- **Written request**: Collect every line in the records below that contains the word "JSON".
━━ Source records ━━
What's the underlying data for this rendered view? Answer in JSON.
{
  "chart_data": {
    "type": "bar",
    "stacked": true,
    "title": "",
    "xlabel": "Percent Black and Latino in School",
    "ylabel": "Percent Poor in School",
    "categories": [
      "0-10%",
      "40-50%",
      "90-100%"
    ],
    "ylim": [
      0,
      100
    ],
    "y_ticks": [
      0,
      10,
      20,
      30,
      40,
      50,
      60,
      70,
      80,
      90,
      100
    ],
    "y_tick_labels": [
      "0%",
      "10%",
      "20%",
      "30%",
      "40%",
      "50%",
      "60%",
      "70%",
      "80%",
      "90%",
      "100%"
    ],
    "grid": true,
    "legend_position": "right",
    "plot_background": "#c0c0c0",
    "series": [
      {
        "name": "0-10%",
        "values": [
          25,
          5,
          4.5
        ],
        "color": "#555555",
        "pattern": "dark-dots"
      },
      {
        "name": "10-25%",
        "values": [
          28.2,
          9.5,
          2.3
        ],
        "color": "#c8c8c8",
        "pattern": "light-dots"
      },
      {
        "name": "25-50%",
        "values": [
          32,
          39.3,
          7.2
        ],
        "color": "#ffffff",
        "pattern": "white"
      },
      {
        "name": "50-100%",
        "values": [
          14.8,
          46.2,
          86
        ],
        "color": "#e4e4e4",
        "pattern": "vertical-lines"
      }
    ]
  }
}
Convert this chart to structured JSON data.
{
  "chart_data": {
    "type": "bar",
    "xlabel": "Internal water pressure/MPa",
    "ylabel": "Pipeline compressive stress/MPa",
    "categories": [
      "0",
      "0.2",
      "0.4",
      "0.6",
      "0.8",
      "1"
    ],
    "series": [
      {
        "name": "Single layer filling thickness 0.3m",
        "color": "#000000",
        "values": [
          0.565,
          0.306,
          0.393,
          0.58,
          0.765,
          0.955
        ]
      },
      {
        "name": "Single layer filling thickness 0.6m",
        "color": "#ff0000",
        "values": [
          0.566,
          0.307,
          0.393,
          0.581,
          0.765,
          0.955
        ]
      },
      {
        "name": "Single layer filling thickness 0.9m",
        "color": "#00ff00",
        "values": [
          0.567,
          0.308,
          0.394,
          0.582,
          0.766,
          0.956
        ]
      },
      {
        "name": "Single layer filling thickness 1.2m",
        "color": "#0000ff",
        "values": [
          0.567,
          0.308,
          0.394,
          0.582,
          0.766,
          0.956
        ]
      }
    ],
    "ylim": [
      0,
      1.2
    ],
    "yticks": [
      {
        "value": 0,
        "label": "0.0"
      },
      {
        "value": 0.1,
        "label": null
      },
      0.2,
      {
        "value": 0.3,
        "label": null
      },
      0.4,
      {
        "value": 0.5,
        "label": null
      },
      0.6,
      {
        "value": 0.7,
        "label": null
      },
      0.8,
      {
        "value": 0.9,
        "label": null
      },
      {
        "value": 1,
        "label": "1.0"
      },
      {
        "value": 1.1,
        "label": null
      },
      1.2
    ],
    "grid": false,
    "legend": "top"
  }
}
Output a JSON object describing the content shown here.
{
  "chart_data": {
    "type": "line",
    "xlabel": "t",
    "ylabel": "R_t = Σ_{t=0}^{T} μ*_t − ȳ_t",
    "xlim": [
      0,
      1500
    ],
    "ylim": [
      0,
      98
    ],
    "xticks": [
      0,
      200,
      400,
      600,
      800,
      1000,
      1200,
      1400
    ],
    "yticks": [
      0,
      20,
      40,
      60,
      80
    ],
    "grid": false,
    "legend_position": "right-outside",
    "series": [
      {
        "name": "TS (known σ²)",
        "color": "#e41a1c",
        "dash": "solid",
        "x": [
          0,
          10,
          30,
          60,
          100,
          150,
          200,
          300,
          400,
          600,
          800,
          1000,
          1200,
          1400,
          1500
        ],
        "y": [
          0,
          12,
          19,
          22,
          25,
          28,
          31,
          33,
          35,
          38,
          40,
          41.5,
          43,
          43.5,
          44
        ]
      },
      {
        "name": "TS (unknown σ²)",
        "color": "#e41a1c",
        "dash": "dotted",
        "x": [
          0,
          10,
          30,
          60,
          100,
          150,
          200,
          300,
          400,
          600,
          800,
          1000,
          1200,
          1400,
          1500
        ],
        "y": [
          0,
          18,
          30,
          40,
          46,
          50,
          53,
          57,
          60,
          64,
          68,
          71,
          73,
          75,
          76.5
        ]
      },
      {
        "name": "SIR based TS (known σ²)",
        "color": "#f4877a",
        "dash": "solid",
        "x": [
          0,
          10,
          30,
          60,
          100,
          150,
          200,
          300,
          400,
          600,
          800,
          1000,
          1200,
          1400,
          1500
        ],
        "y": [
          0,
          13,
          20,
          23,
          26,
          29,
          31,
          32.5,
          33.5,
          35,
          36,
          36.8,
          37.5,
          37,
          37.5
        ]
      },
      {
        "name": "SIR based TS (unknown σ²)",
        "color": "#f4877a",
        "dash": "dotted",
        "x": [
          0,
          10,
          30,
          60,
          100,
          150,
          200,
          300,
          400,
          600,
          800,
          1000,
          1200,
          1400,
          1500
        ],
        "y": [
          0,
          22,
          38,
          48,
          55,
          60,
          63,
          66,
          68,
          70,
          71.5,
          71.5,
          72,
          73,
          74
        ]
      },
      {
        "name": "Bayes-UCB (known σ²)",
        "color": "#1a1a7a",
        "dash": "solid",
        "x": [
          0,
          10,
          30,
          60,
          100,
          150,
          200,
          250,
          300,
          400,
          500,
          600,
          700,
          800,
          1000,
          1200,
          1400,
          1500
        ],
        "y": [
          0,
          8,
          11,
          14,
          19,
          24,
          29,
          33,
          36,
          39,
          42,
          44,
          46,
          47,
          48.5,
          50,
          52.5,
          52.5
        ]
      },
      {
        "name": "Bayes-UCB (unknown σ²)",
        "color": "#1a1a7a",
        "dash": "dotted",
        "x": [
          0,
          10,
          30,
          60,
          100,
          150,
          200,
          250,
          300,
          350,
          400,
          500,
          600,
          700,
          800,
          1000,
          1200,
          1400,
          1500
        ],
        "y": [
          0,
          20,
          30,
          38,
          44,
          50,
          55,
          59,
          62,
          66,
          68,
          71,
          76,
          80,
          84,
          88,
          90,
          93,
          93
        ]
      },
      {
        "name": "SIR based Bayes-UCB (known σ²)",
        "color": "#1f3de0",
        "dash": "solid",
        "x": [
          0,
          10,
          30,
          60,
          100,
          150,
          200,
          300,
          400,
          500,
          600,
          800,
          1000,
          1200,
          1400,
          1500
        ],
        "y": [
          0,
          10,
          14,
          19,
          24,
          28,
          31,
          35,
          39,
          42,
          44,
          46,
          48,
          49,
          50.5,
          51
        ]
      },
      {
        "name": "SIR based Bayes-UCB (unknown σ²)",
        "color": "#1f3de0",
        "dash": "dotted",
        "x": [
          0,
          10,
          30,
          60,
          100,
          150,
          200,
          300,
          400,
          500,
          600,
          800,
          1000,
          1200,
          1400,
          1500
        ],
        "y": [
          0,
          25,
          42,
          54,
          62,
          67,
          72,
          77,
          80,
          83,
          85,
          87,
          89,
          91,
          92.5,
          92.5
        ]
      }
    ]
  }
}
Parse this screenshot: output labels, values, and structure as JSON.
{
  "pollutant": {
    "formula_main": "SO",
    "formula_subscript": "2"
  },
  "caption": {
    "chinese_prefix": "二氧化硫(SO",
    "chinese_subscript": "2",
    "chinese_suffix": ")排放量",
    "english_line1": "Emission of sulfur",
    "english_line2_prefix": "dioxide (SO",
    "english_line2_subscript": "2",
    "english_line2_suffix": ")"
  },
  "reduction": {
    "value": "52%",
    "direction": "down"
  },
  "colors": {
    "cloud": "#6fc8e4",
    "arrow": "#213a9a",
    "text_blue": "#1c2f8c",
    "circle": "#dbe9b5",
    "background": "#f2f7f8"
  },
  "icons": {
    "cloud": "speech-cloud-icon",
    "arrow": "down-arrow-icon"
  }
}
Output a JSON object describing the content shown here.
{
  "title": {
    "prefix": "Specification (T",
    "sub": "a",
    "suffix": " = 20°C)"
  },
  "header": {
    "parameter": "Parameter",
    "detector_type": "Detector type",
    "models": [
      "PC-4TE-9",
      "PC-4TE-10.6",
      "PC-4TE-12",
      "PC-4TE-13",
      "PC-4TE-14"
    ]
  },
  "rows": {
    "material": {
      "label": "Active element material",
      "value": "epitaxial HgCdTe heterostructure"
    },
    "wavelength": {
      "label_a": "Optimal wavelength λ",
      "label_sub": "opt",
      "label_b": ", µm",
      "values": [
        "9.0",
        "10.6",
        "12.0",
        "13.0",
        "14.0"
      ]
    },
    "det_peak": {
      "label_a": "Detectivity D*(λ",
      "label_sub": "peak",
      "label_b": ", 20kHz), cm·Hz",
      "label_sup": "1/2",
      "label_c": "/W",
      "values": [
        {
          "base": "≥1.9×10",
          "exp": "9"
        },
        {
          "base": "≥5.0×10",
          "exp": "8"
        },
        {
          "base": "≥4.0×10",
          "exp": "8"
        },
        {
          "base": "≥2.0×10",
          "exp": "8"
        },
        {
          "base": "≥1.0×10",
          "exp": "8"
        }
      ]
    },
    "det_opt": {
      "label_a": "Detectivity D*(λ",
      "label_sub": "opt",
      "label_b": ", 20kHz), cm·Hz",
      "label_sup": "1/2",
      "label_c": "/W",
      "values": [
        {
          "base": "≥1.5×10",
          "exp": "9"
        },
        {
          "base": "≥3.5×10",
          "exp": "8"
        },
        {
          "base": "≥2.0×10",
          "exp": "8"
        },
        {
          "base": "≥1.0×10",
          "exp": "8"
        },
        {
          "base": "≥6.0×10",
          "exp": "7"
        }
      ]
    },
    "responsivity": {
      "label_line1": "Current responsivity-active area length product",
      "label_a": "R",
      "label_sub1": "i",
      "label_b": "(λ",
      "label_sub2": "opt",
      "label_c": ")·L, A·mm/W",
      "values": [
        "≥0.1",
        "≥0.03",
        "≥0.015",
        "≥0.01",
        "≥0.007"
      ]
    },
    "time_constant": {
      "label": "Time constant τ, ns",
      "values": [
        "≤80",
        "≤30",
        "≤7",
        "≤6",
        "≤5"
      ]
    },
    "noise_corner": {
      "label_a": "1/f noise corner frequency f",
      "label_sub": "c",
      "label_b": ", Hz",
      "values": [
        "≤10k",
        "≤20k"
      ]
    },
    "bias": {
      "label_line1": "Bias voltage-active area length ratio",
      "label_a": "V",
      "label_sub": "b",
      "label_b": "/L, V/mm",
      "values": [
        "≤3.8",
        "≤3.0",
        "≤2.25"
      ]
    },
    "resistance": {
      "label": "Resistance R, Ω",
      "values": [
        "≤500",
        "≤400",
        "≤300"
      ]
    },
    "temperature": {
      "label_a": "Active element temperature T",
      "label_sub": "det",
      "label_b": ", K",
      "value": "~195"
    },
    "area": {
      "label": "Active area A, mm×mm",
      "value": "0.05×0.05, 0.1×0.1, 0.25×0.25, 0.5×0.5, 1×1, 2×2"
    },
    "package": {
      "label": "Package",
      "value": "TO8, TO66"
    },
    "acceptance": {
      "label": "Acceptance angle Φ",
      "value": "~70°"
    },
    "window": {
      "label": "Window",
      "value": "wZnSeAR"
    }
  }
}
━━━
- **Exercise response**:
What's the underlying data for this rendered view? Answer in JSON.
Convert this chart to structured JSON data.
Output a JSON object describing the content shown here.
Parse this screenshot: output labels, values, and structure as JSON.
Output a JSON object describing the content shown here.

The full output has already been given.